- _GIVEN EXERCISE_: Render the records below as a JSON list of strings, one string per line, leaving out blank lines and pictures.

- _DATA LISTING_:
────
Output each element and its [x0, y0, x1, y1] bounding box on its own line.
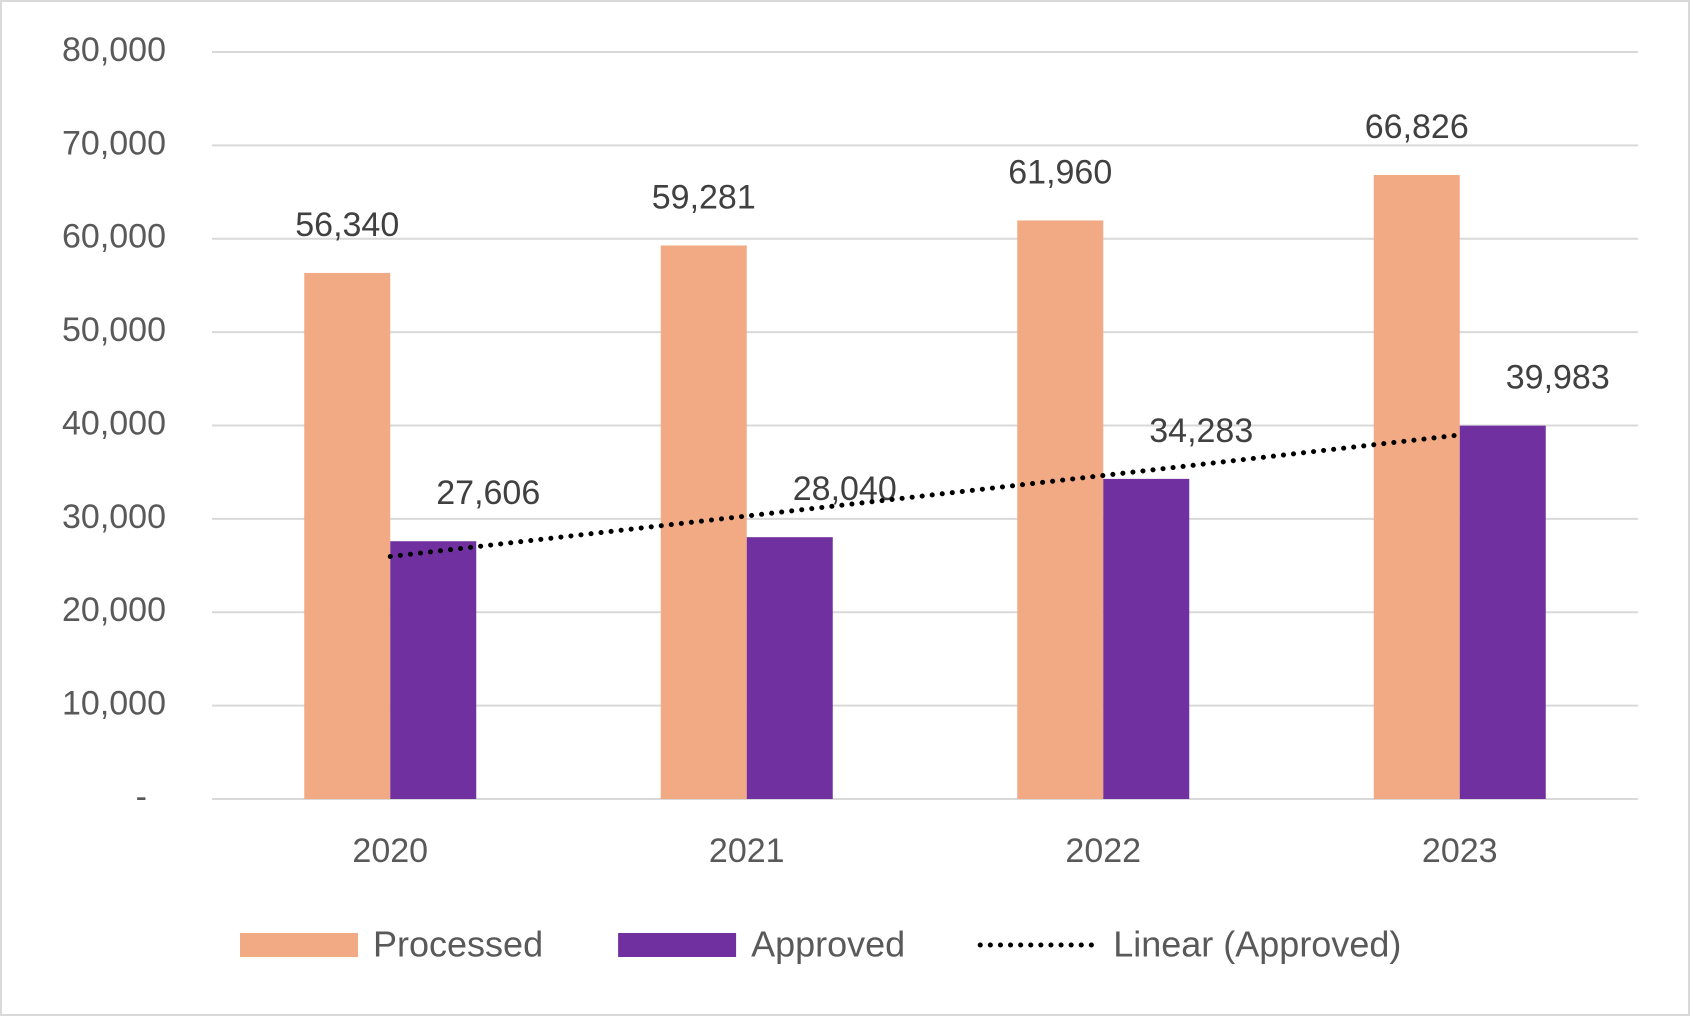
data-label: 59,281: [652, 178, 756, 216]
data-label: 39,983: [1506, 359, 1610, 397]
y-tick-label: 10,000: [62, 685, 166, 723]
x-tick-label: 2023: [1422, 832, 1498, 870]
legend-swatch: [240, 933, 358, 957]
legend-swatch: [618, 933, 737, 957]
legend-label: Processed: [373, 924, 543, 965]
data-label: 28,040: [793, 470, 897, 508]
y-tick-label: 60,000: [62, 218, 166, 256]
data-label: 27,606: [436, 474, 540, 512]
bar: [1459, 425, 1546, 799]
bar: [1373, 175, 1460, 800]
data-label: 34,283: [1149, 412, 1253, 450]
x-tick-label: 2022: [1065, 832, 1141, 870]
x-tick-label: 2021: [709, 832, 785, 870]
y-tick-label: -: [136, 778, 147, 816]
bar: [1103, 478, 1190, 799]
y-tick-label: 40,000: [62, 404, 166, 442]
bar: [304, 272, 391, 799]
y-tick-label: 30,000: [62, 498, 166, 536]
y-tick-label: 70,000: [62, 124, 166, 162]
data-label: 61,960: [1008, 153, 1112, 191]
data-label: 66,826: [1365, 108, 1469, 146]
legend-label: Approved: [751, 924, 905, 965]
bar: [390, 541, 477, 799]
trendline: [387, 432, 1463, 559]
legend-label: Linear (Approved): [1113, 924, 1401, 965]
bar: [1017, 220, 1104, 800]
data-label: 56,340: [295, 206, 399, 244]
y-tick-label: 80,000: [62, 31, 166, 69]
bar: [746, 537, 833, 799]
y-tick-label: 50,000: [62, 311, 166, 349]
bar: [660, 245, 747, 799]
x-tick-label: 2020: [352, 832, 428, 870]
y-tick-label: 20,000: [62, 591, 166, 629]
────
- _ANSWER TO THE TASK_:
[
  "Output each element and its [x0, y0, x1, y1] bounding box on its own line.",
  "data-label: 59,281: [652, 178, 756, 216]",
  "data-label: 39,983: [1506, 359, 1610, 397]",
  "y-tick-label: 10,000: [62, 685, 166, 723]",
  "x-tick-label: 2023: [1422, 832, 1498, 870]",
  "legend-swatch: [240, 933, 358, 957]",
  "legend-swatch: [618, 933, 737, 957]",
  "legend-label: Processed: [373, 924, 543, 965]",
  "data-label: 28,040: [793, 470, 897, 508]",
  "y-tick-label: 60,000: [62, 218, 166, 256]",
  "data-label: 27,606: [436, 474, 540, 512]",
  "bar: [1459, 425, 1546, 799]",
  "bar: [1373, 175, 1460, 800]",
  "data-label: 34,283: [1149, 412, 1253, 450]",
  "x-tick-label: 2022: [1065, 832, 1141, 870]",
  "x-tick-label: 2021: [709, 832, 785, 870]",
  "y-tick-label: -: [136, 778, 147, 816]",
  "bar: [1103, 478, 1190, 799]",
  "y-tick-label: 40,000: [62, 404, 166, 442]",
  "bar: [304, 272, 391, 799]",
  "y-tick-label: 30,000: [62, 498, 166, 536]",
  "y-tick-label: 70,000: [62, 124, 166, 162]",
  "data-label: 61,960: [1008, 153, 1112, 191]",
  "data-label: 66,826: [1365, 108, 1469, 146]",
  "legend-label: Approved: [751, 924, 905, 965]",
  "bar: [390, 541, 477, 799]",
  "trendline: [387, 432, 1463, 559]",
  "legend-label: Linear (Approved): [1113, 924, 1401, 965]",
  "bar: [1017, 220, 1104, 800]",
  "data-label: 56,340: [295, 206, 399, 244]",
  "y-tick-label: 80,000: [62, 31, 166, 69]",
  "bar: [746, 537, 833, 799]",
  "y-tick-label: 50,000: [62, 311, 166, 349]",
  "bar: [660, 245, 747, 799]",
  "x-tick-label: 2020: [352, 832, 428, 870]",
  "y-tick-label: 20,000: [62, 591, 166, 629]"
]